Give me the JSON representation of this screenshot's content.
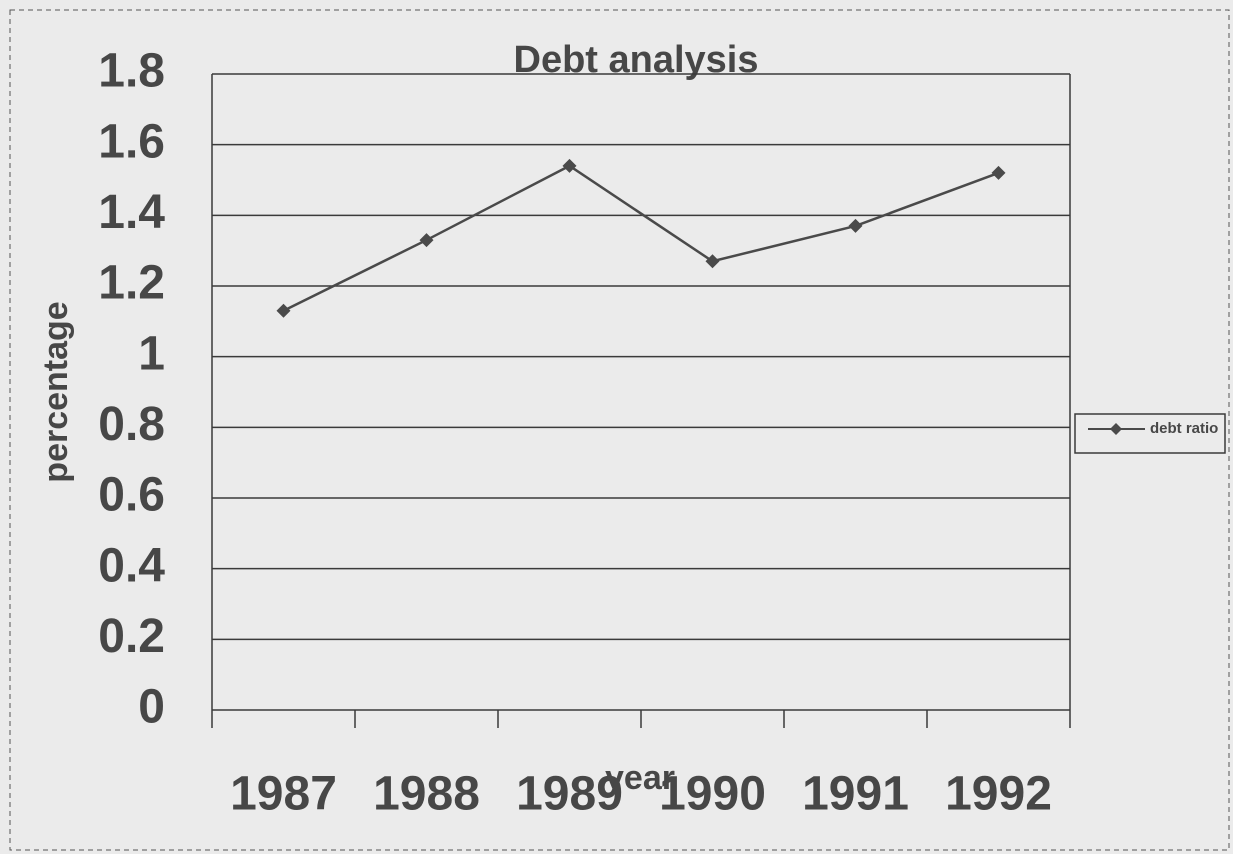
{
  "chart_data": {
    "type": "line",
    "title": "Debt analysis",
    "x_label": "year",
    "y_label": "percentage",
    "categories": [
      "1987",
      "1988",
      "1989",
      "1990",
      "1991",
      "1992"
    ],
    "series": [
      {
        "name": "debt ratio",
        "color": "#4a4a4a",
        "values": [
          1.13,
          1.33,
          1.54,
          1.27,
          1.37,
          1.52
        ]
      }
    ],
    "ylim": [
      0,
      1.8
    ],
    "yticks": [
      0,
      0.2,
      0.4,
      0.6,
      0.8,
      1,
      1.2,
      1.4,
      1.6,
      1.8
    ],
    "grid": true,
    "legend": "right"
  }
}
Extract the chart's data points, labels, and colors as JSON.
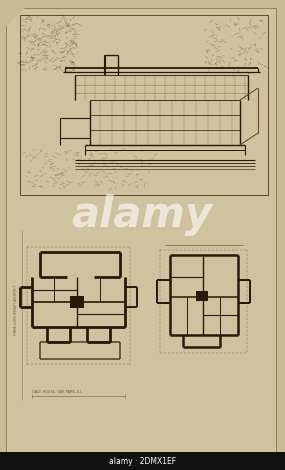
{
  "bg_color": "#c8bc96",
  "paper_color": "#cec39e",
  "border_color": "#6a5a38",
  "line_color": "#5a4020",
  "dark_line": "#2a1808",
  "figsize": [
    2.85,
    4.7
  ],
  "dpi": 100,
  "watermark": "alamy",
  "watermark_color": "#ffffff",
  "watermark_alpha": 0.6,
  "bottom_bar_color": "#111111",
  "bottom_bar_text": "alamy · 2DMX1EF",
  "bottom_bar_text_color": "#ffffff"
}
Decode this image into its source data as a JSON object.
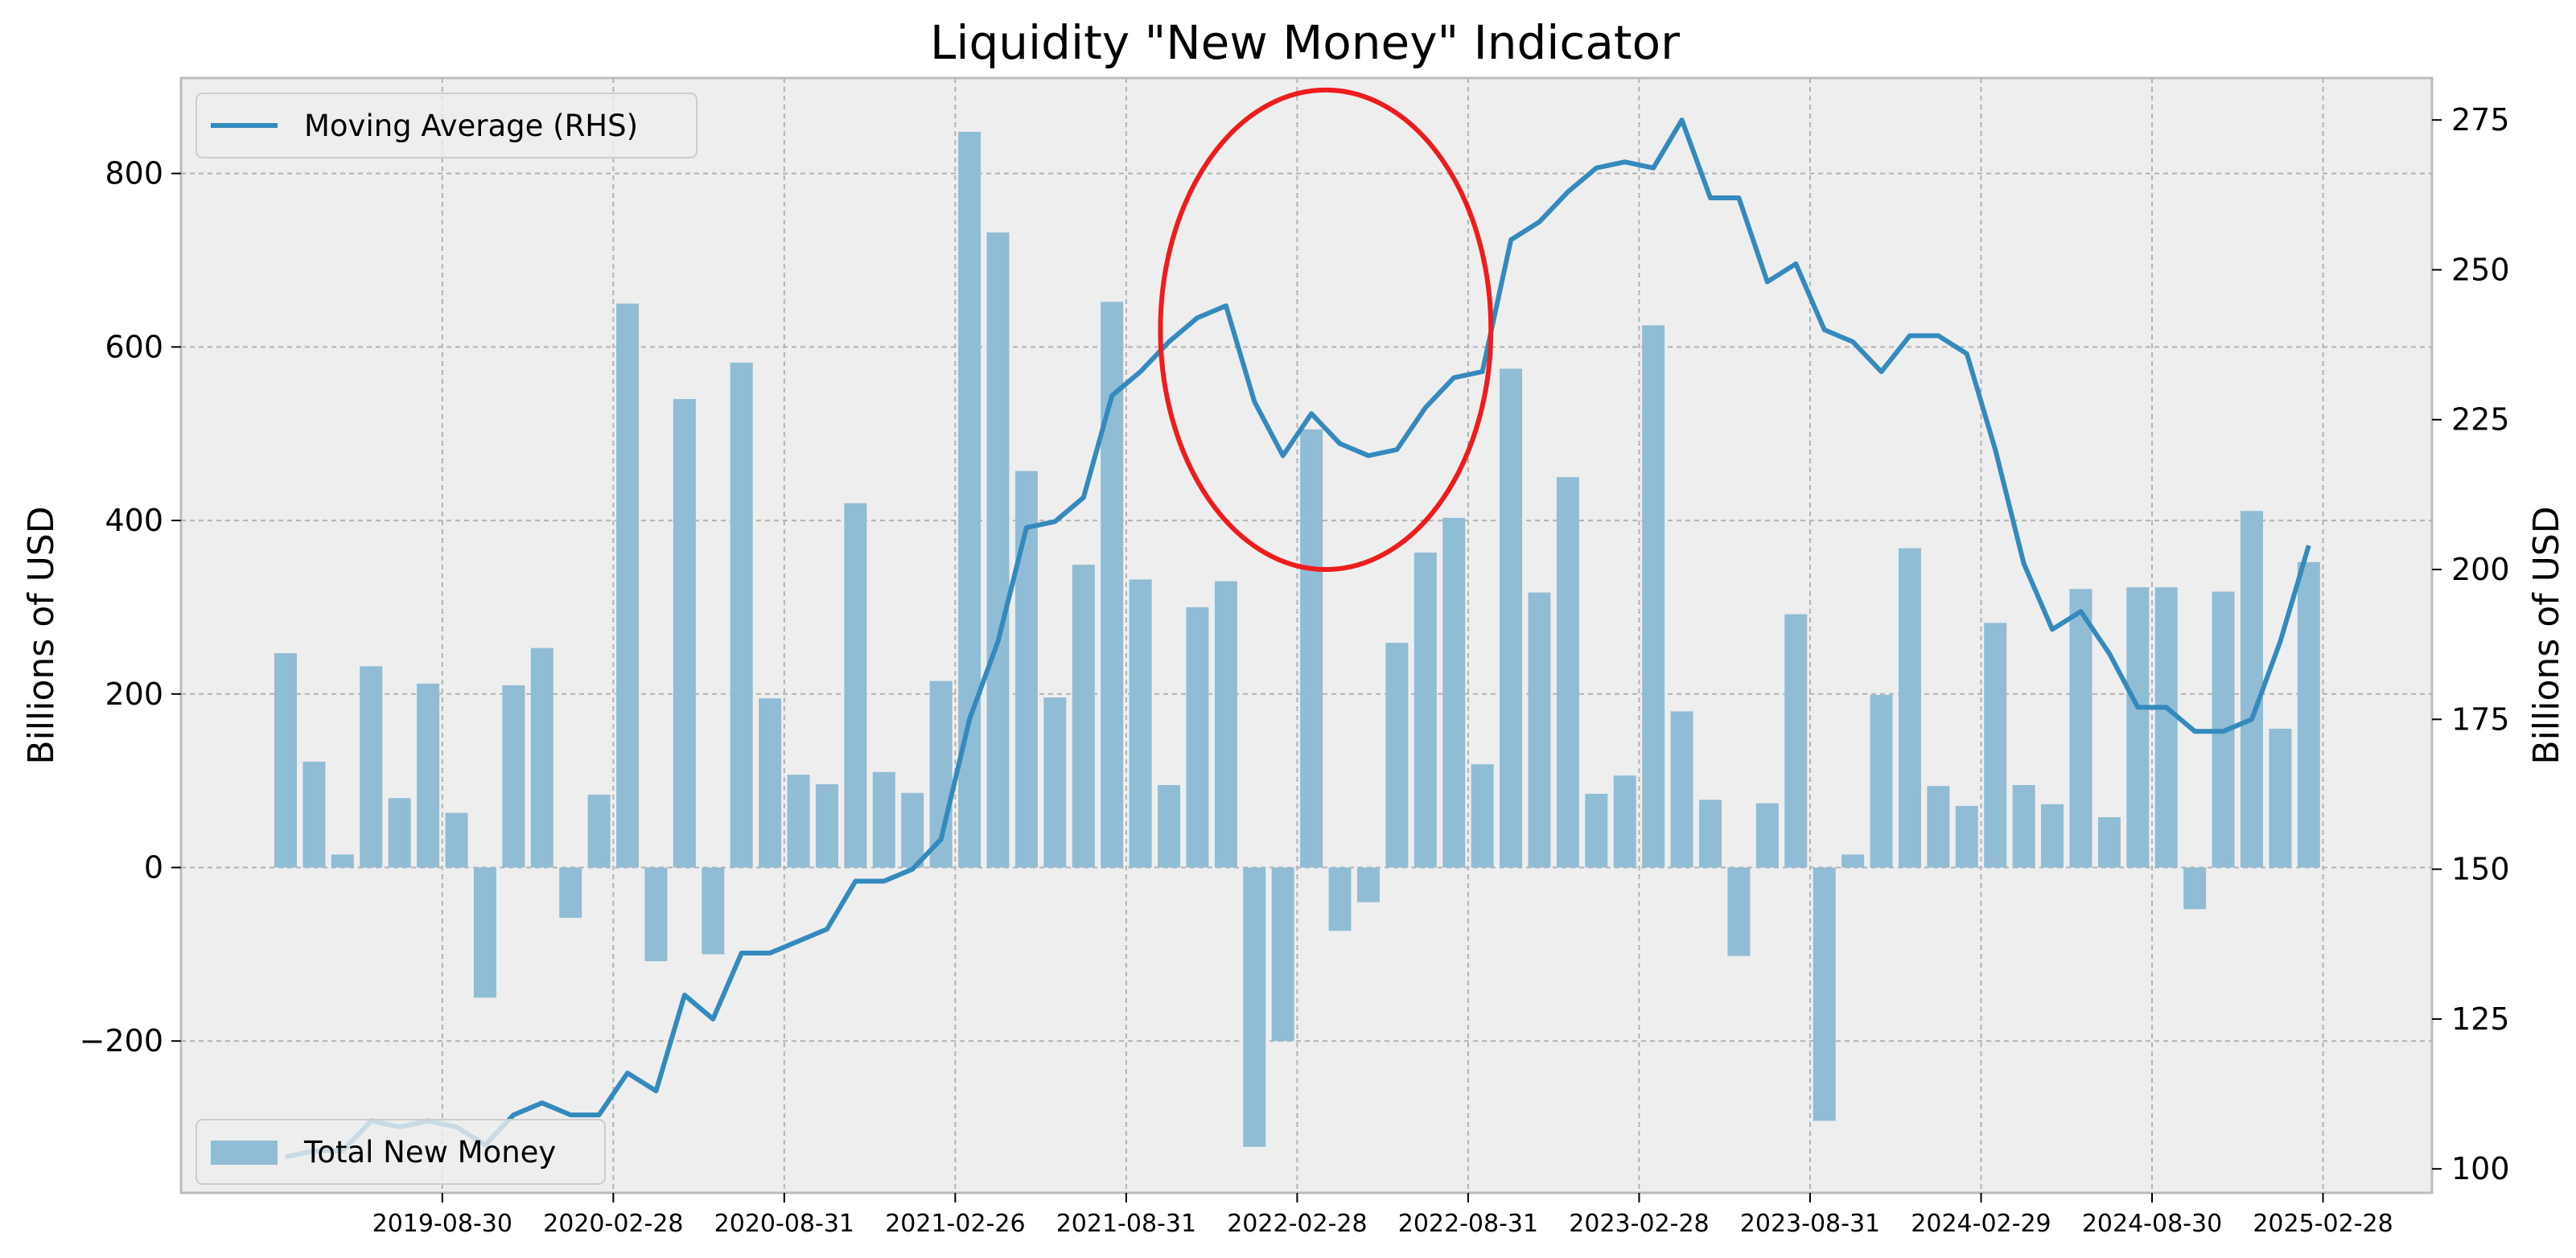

# # # # #

Without the pictures, transcribe the listing above exactly.

CORRECT RESPONSE.
Give me the JSON representation of this screenshot's content.
{
  "chart_data": {
    "type": "line",
    "title": "Debt analysis",
    "x_label": "year",
    "y_label": "percentage",
    "categories": [
      "1987",
      "1988",
      "1989",
      "1990",
      "1991",
      "1992"
    ],
    "series": [
      {
        "name": "debt ratio",
        "color": "#4a4a4a",
        "values": [
          1.13,
          1.33,
          1.54,
          1.27,
          1.37,
          1.52
        ]
      }
    ],
    "ylim": [
      0,
      1.8
    ],
    "yticks": [
      0,
      0.2,
      0.4,
      0.6,
      0.8,
      1,
      1.2,
      1.4,
      1.6,
      1.8
    ],
    "grid": true,
    "legend": "right"
  }
}
Extract the chart's data points, labels, and colors as JSON.
{
  "bg_color": "#c8bc96",
  "paper_color": "#cec39e",
  "border_color": "#6a5a38",
  "line_color": "#5a4020",
  "dark_line": "#2a1808",
  "figsize": [
    2.85,
    4.7
  ],
  "dpi": 100,
  "watermark": "alamy",
  "watermark_color": "#ffffff",
  "watermark_alpha": 0.6,
  "bottom_bar_color": "#111111",
  "bottom_bar_text": "alamy · 2DMX1EF",
  "bottom_bar_text_color": "#ffffff"
}
Decode this image into its source data as a JSON object.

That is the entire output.